• [PASSAGE GIVEN]:
9600GT,9800GT and HD5770 are out of my budget. so i am going for GT220. is this good?

no other options are available this time like GT240, or other ATI card.


----------



## Jaskanwar Singh (Jun 17, 2010)

prices you mentioned are tooooooo high. *DO NOT GO FOR GT220 AT SUCH A HIGH PRICE. I WARN YOU DONT DO SOOOOOO*. *JUST WASTING MONEY*.

BTW any specific reason u cant order online..i urge you to skip the idea of buying from your local store until you find good prices.

i didnt understood your statement--
"but they warned me that i should buy processor and motherboard together due to lack of availability of amd boards"


----------



## coderunknown (Jun 17, 2010)

Jaskanwar Singh said:


> prices you mentioned are tooooooo high. *DO NOT GO FOR GT220 AT SUCH A HIGH PRICE. I WARN YOU DONT DO SOOOOOO*. *JUST WASTING MONEY*.
> 
> BTW any specific reason u cant order online..i urge you to skip the idea of buying from your local store until you find good prices.



thats why i didn't commented on those prices. 



Jaskanwar Singh said:


> i didnt understood your statement--
> "but they warned me that i should buy processor and motherboard together due to lack of availability of amd boards"



the shopkeepers selling motherboard + proccy as a bundle as motherboard availability is low. if you get a AMD proccy, it'll be trouble finding a suitable motherboard for it.


----------



## Cool Buddy (Jun 18, 2010)

Sam.Shab said:


> the shopkeepers selling motherboard + proccy as a bundle as motherboard availability is low. if you get a AMD proccy, it'll be trouble finding a suitable motherboard for it.



But ultimately he didn't buy the mobo, he only bought the processor, so he could have done that with an AMD proccy too.

5500 for GT220, I don't know why one would go for something which is worth 4000 at 5500, even if availability is a concern


----------



## coderunknown (Jun 18, 2010)

• [DATA TO USE]:
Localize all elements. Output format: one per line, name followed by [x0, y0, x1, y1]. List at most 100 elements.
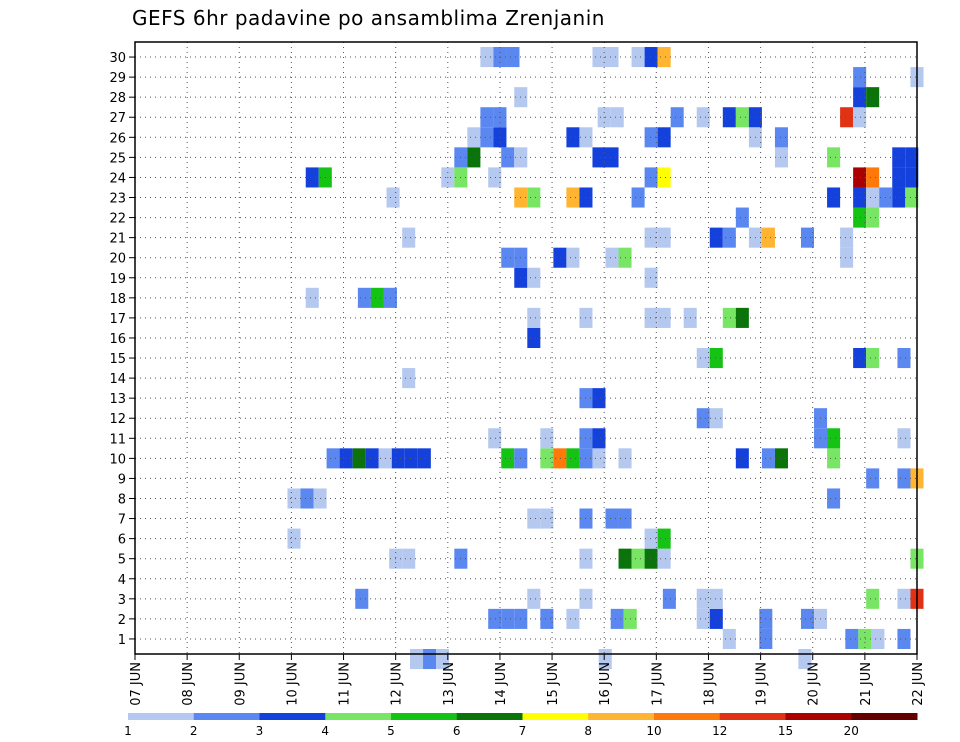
heatmap-cell [853, 107, 867, 128]
heatmap-cell [774, 127, 788, 148]
heatmap-cell [467, 127, 481, 148]
x-tick-label: 09 JUN [233, 662, 248, 706]
heatmap-cell [722, 307, 736, 328]
heatmap-cell [644, 167, 658, 188]
heatmap-cell [644, 548, 658, 569]
colorbar-label: 7 [519, 724, 527, 738]
heatmap-cell [386, 187, 400, 208]
plot-frame [134, 41, 918, 655]
heatmap-cell [287, 488, 301, 509]
heatmap-cell [391, 448, 405, 469]
heatmap-cell [527, 588, 541, 609]
y-tick-label: 25 [109, 151, 126, 166]
colorbar-label: 8 [584, 724, 592, 738]
heatmap-cell [827, 488, 841, 509]
heatmap-cell [892, 187, 906, 208]
heatmap-cell [696, 348, 710, 369]
colorbar-label: 5 [387, 724, 395, 738]
heatmap-cell [801, 608, 815, 629]
heatmap-cell [566, 448, 580, 469]
colorbar-segment [654, 713, 721, 720]
x-tick-label: 12 JUN [390, 662, 405, 706]
heatmap-cell [866, 167, 880, 188]
heatmap-cell [506, 47, 520, 68]
heatmap-cell [696, 107, 710, 128]
heatmap-cell [722, 227, 736, 248]
colorbar-segment [588, 713, 655, 720]
y-tick-label: 3 [118, 593, 126, 608]
y-tick-label: 2 [118, 613, 126, 628]
heatmap-cell [827, 448, 841, 469]
y-tick-label: 16 [109, 332, 126, 347]
colorbar-label: 4 [321, 724, 329, 738]
heatmap-cell [866, 87, 880, 108]
y-tick-label: 23 [109, 192, 126, 207]
y-tick-label: 20 [109, 252, 126, 267]
heatmap-cell [410, 648, 424, 670]
heatmap-cell [840, 227, 854, 248]
heatmap-cell [488, 608, 502, 629]
axis-ticks: 1234567891011121314151617181920212223242… [109, 51, 926, 706]
heatmap-cell [566, 608, 580, 629]
heatmap-cell [644, 267, 658, 288]
heatmap-cell [774, 147, 788, 168]
heatmap-cell [402, 368, 416, 389]
heatmap-cell [553, 448, 567, 469]
y-tick-label: 4 [118, 573, 126, 588]
colorbar-segment [719, 713, 786, 720]
heatmap-cell [735, 448, 749, 469]
heatmap-cell [709, 408, 723, 429]
x-tick-label: 18 JUN [702, 662, 717, 706]
heatmap-cell [897, 588, 911, 609]
y-tick-label: 30 [109, 51, 126, 66]
grid-lines [134, 42, 918, 654]
heatmap-cell [858, 628, 872, 649]
heatmap-cell [540, 508, 554, 529]
heatmap-cell [357, 287, 371, 308]
x-tick-label: 21 JUN [859, 662, 874, 706]
x-tick-label: 10 JUN [285, 662, 300, 706]
heatmap-cell [657, 548, 671, 569]
y-tick-label: 29 [109, 71, 126, 86]
x-tick-label: 20 JUN [807, 662, 822, 706]
colorbar-segment [391, 713, 458, 720]
colorbar-segment [522, 713, 589, 720]
heatmap-cell [897, 428, 911, 449]
heatmap-cell [592, 448, 606, 469]
heatmap-cell [592, 388, 606, 409]
colorbar-label: 20 [844, 724, 859, 738]
y-tick-label: 24 [109, 171, 126, 186]
heatmap-cell [339, 448, 353, 469]
x-tick-label: 08 JUN [181, 662, 196, 706]
heatmap-cell [761, 448, 775, 469]
y-tick-label: 17 [109, 312, 126, 327]
heatmap-cell [355, 588, 369, 609]
heatmap-cell [657, 528, 671, 549]
heatmap-cell [722, 628, 736, 649]
heatmap-cell [631, 187, 645, 208]
y-tick-label: 14 [109, 372, 126, 387]
y-tick-label: 9 [118, 472, 126, 487]
heatmap-cell [657, 127, 671, 148]
heatmap-cell [897, 468, 911, 489]
heatmap-cell [853, 207, 867, 228]
heatmap-cell [840, 107, 854, 128]
x-tick-label: 15 JUN [546, 662, 561, 706]
heatmap-cell [402, 227, 416, 248]
heatmap-cell [735, 107, 749, 128]
heatmap-cell [657, 167, 671, 188]
heatmap-cell [527, 508, 541, 529]
heatmap-cell [853, 348, 867, 369]
y-tick-label: 19 [109, 272, 126, 287]
heatmap-cell [892, 167, 906, 188]
x-tick-label: 22 JUN [911, 662, 926, 706]
heatmap-cell [404, 448, 418, 469]
x-tick-label: 07 JUN [129, 662, 144, 706]
heatmap-cell [480, 47, 494, 68]
colorbar-label: 12 [712, 724, 727, 738]
heatmap-cell [866, 187, 880, 208]
heatmap-cell [709, 608, 723, 629]
heatmap-cell [467, 147, 481, 168]
heatmap-cell [853, 187, 867, 208]
heatmap-cell [644, 528, 658, 549]
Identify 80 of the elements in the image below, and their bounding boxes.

• [TASKS TO COMPLETE]:
1) In the forum thread, what amount does Cool Buddy say the GT220 is actually worth?
2) Which lines of the listing contain the string "segment"? Find each of them, treating uppercase and lowercase as different.

• [TASK-BY-TASK ANSWERS]:
1) 4000

2)
colorbar-segment [654, 713, 721, 720]
colorbar-segment [588, 713, 655, 720]
colorbar-segment [719, 713, 786, 720]
colorbar-segment [391, 713, 458, 720]
colorbar-segment [522, 713, 589, 720]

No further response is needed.